**What the task asks**
Where a line holds the word "zoom", copy that line.

**Data for this task**
++++++++++++++++++++

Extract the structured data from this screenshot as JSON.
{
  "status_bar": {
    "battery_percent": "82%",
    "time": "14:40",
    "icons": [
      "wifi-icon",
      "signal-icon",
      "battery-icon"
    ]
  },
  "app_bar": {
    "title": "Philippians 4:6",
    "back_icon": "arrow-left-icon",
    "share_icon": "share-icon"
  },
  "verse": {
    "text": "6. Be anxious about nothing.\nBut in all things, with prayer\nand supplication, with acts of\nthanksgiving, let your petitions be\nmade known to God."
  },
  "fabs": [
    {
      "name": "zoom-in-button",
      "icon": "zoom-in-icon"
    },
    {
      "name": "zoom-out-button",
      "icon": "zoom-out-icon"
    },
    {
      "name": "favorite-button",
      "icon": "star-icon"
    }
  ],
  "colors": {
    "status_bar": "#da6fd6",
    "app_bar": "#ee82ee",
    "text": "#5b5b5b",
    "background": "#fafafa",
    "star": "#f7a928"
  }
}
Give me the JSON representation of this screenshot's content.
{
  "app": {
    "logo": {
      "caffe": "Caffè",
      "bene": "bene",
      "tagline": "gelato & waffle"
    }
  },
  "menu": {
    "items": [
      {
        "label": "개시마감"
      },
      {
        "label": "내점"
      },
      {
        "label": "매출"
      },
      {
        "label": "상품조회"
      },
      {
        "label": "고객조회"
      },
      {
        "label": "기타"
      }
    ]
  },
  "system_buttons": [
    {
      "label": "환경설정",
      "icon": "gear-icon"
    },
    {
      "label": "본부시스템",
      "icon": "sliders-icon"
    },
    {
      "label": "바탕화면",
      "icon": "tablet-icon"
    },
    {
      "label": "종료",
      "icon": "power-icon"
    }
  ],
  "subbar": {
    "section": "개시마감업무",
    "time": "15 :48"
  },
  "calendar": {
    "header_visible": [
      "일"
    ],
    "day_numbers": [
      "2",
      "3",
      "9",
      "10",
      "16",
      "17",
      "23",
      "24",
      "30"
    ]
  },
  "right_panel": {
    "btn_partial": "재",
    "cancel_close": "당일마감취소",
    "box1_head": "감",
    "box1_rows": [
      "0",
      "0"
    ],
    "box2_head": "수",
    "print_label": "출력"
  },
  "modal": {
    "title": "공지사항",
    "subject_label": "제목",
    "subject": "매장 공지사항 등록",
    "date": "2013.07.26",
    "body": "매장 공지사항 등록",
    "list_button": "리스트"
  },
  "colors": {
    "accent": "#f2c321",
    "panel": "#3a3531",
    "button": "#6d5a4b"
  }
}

++++++++++++++++++++

**Output for this task**
      "name": "zoom-in-button",
      "icon": "zoom-in-icon"
      "name": "zoom-out-button",
      "icon": "zoom-out-icon"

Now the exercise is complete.